### [Stored data entries]
**********

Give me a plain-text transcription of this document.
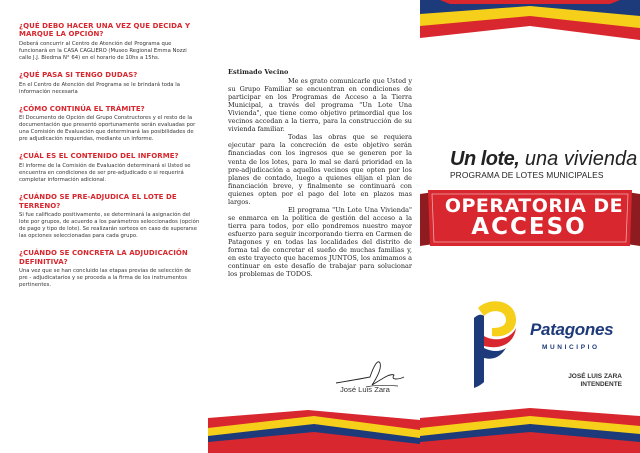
¿QUÉ DEBO HACER UNA VEZ QUE DECIDA Y MARQUE LA OPCIÓN?
Deberá concurrir al Centro de Atención del Programa que funcionará en la CASA CAGLIERO (Museo Regional Emma Nozzi calle J.J. Biedma N° 64) en el horario de 10hs a 15hs.
¿QUÉ PASA SI TENGO DUDAS?
En el Centro de Atención del Programa se le brindará toda la información necesaria
¿CÓMO CONTINÚA EL TRÁMITE?
El Documento de Opción del Grupo Constructores y el resto de la documentación que presentó oportunamente serán evaluadas por una Comisión de Evaluación que determinará las posibilidades de pre adjudicación requeridas, mediante un informe.
¿CUÁL ES EL CONTENIDO DEL INFORME?
El informe de la Comisión de Evaluación determinará si Usted se encuentra en condiciones de ser pre-adjudicado o si requerirá completar información adicional.
¿CUÁNDO SE PRE-ADJUDICA EL LOTE DE TERRENO?
Si fue calificado positivamente, se determinará la asignación del lote por grupos, de acuerdo a los parámetros seleccionados (opción de pago y tipo de lote). Se realizarán sorteos en caso de superarse las opciones seleccionadas para cada grupo.
¿CUÁNDO SE CONCRETA LA ADJUDICACIÓN DEFINITIVA?
Una vez que se han concluido las etapas previas de selección de pre - adjudicatarios y se proceda a la firma de los instrumentos pertinentes.
Estimado Vecino

Me es grato comunicarle que Usted y su Grupo Familiar se encuentran en condiciones de participar en los Programas de Acceso a la Tierra Municipal, a través del programa "Un Lote Una Vivienda", que tiene como objetivo primordial que los vecinos accedan a la tierra, para la construcción de su vivienda familiar.

Todas las obras que se requiera ejecutar para la concreción de este objetivo serán financiadas con los ingresos que se generen por la venta de los lotes, para lo mal se dará prioridad en la pre-adjudicación a aquellos vecinos que opten por los planes de contado, luego a quienes elijan el plan de financiación breve, y finalmente se continuará con quienes opten por el pago del lote en plazos mas largos.

El programa "Un Lote Una Vivienda" se enmarca en la política de gestión del acceso a la tierra para todos, por ello pondremos nuestro mayor esfuerzo para seguir incorporando tierra en Carmen de Patagones y en todas las localidades del distrito de forma tal de concretar el sueño de muchas familias y, en este trayecto que hacemos JUNTOS, los animamos a continuar en este desafío de trabajar para solucionar los problemas de TODOS.

José Luis Zara
Un lote, una vivienda
PROGRAMA DE LOTES MUNICIPALES
OPERATORIA DE
ACCESO
Patagones
MUNICIPIO
JOSÉ LUIS ZARA
INTENDENTE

**********

### [WHAT TO DO]
All of the data above should be quoted exactly, except for the pictures.

### [SOLUTION TO THIS EXERCISE]
Give me a plain-text transcription of this document.
¿QUÉ DEBO HACER UNA VEZ QUE DECIDA Y MARQUE LA OPCIÓN?
Deberá concurrir al Centro de Atención del Programa que funcionará en la CASA CAGLIERO (Museo Regional Emma Nozzi calle J.J. Biedma N° 64) en el horario de 10hs a 15hs.
¿QUÉ PASA SI TENGO DUDAS?
En el Centro de Atención del Programa se le brindará toda la información necesaria
¿CÓMO CONTINÚA EL TRÁMITE?
El Documento de Opción del Grupo Constructores y el resto de la documentación que presentó oportunamente serán evaluadas por una Comisión de Evaluación que determinará las posibilidades de pre adjudicación requeridas, mediante un informe.
¿CUÁL ES EL CONTENIDO DEL INFORME?
El informe de la Comisión de Evaluación determinará si Usted se encuentra en condiciones de ser pre-adjudicado o si requerirá completar información adicional.
¿CUÁNDO SE PRE-ADJUDICA EL LOTE DE TERRENO?
Si fue calificado positivamente, se determinará la asignación del lote por grupos, de acuerdo a los parámetros seleccionados (opción de pago y tipo de lote). Se realizarán sorteos en caso de superarse las opciones seleccionadas para cada grupo.
¿CUÁNDO SE CONCRETA LA ADJUDICACIÓN DEFINITIVA?
Una vez que se han concluido las etapas previas de selección de pre - adjudicatarios y se proceda a la firma de los instrumentos pertinentes.
Estimado Vecino

Me es grato comunicarle que Usted y su Grupo Familiar se encuentran en condiciones de participar en los Programas de Acceso a la Tierra Municipal, a través del programa "Un Lote Una Vivienda", que tiene como objetivo primordial que los vecinos accedan a la tierra, para la construcción de su vivienda familiar.

Todas las obras que se requiera ejecutar para la concreción de este objetivo serán financiadas con los ingresos que se generen por la venta de los lotes, para lo mal se dará prioridad en la pre-adjudicación a aquellos vecinos que opten por los planes de contado, luego a quienes elijan el plan de financiación breve, y finalmente se continuará con quienes opten por el pago del lote en plazos mas largos.

El programa "Un Lote Una Vivienda" se enmarca en la política de gestión del acceso a la tierra para todos, por ello pondremos nuestro mayor esfuerzo para seguir incorporando tierra en Carmen de Patagones y en todas las localidades del distrito de forma tal de concretar el sueño de muchas familias y, en este trayecto que hacemos JUNTOS, los animamos a continuar en este desafío de trabajar para solucionar los problemas de TODOS.

José Luis Zara
Un lote, una vivienda
PROGRAMA DE LOTES MUNICIPALES
OPERATORIA DE
ACCESO
Patagones
MUNICIPIO
JOSÉ LUIS ZARA
INTENDENTE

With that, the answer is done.